**PROBLEM DESCRIPTION**
Figure out how many lines of the material below contain the word "name". Answer with the number only.

**SOURCE DATA**
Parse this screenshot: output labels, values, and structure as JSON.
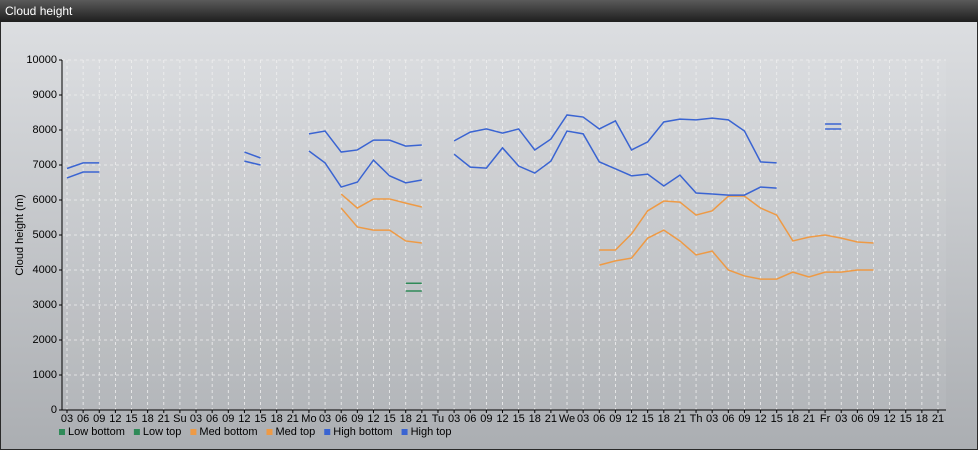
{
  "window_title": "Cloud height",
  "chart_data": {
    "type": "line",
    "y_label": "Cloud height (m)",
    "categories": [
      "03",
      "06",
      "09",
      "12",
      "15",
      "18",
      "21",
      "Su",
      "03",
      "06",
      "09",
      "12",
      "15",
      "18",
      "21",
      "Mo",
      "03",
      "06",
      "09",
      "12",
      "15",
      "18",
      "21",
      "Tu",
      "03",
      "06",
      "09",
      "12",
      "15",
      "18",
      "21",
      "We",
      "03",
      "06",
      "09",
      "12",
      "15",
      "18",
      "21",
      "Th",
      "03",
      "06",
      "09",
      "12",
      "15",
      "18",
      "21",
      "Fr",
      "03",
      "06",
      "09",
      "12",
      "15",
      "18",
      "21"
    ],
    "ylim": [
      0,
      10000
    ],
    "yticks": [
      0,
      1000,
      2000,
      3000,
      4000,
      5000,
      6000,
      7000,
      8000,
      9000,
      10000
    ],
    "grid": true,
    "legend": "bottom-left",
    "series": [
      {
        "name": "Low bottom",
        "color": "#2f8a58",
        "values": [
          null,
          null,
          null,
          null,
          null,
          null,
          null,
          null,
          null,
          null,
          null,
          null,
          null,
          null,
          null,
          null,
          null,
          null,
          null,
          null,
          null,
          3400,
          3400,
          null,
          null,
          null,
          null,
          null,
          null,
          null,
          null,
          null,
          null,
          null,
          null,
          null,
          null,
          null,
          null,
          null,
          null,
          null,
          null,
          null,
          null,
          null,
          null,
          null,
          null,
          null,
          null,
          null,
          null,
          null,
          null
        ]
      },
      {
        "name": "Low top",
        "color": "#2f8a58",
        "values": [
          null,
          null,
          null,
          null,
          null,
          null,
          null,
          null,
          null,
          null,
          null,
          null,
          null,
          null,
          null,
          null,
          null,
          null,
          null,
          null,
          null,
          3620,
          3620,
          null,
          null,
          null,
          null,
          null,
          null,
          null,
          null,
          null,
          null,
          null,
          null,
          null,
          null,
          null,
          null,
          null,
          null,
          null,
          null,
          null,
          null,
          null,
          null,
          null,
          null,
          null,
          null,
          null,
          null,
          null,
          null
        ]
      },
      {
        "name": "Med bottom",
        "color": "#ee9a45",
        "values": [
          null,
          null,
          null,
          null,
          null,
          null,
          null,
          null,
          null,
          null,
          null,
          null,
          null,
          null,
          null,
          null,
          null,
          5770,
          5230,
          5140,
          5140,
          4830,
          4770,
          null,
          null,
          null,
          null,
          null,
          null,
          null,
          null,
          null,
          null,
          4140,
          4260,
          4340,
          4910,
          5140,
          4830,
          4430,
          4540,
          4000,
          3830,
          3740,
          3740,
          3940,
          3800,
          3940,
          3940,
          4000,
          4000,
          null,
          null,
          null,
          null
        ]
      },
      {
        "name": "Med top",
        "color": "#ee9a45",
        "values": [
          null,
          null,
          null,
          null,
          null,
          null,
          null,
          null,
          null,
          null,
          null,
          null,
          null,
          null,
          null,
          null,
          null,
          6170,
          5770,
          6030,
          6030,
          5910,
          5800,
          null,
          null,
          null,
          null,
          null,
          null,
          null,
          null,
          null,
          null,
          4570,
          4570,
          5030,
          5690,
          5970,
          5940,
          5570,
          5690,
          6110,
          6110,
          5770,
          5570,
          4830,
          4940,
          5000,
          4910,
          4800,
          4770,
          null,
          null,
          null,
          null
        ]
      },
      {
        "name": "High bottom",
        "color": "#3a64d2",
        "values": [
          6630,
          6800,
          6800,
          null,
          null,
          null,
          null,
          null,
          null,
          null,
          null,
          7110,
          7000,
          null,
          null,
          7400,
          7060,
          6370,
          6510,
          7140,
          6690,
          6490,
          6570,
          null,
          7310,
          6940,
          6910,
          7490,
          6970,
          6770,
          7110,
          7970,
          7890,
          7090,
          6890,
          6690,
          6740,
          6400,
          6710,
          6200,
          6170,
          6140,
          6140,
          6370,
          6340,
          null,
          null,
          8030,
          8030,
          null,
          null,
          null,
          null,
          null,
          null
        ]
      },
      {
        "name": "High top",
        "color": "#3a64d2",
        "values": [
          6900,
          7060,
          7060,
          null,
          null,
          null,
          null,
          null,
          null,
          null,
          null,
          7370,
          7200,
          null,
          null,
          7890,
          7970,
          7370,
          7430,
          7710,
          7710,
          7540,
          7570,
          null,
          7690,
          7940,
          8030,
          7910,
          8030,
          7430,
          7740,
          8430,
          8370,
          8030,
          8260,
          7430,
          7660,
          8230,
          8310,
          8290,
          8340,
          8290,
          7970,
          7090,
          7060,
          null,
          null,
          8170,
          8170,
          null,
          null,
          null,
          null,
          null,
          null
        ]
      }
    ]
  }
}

* * *

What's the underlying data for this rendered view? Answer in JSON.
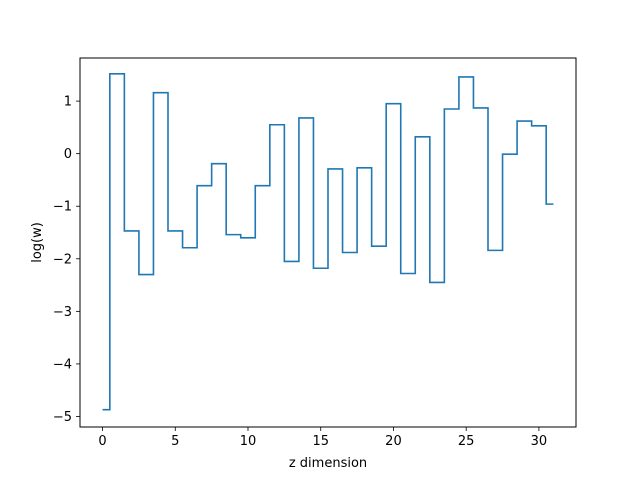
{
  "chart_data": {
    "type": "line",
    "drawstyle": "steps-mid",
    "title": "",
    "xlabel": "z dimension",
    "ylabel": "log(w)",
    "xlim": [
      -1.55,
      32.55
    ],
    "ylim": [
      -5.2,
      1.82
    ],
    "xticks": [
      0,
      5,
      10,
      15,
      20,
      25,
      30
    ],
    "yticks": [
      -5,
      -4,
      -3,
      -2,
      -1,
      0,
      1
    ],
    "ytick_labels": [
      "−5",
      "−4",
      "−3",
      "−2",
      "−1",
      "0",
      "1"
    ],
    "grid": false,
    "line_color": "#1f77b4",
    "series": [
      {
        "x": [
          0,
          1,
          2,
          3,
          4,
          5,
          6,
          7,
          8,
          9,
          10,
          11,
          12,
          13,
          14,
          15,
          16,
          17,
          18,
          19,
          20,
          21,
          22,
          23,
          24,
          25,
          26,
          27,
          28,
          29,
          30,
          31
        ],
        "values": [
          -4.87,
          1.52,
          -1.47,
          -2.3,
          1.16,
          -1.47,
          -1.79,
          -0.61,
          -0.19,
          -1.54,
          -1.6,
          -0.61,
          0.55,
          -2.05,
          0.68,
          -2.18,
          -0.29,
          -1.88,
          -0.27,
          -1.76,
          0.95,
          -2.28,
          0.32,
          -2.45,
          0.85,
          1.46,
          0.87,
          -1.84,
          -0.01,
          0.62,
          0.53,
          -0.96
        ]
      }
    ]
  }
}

**THE OUTPUT**
6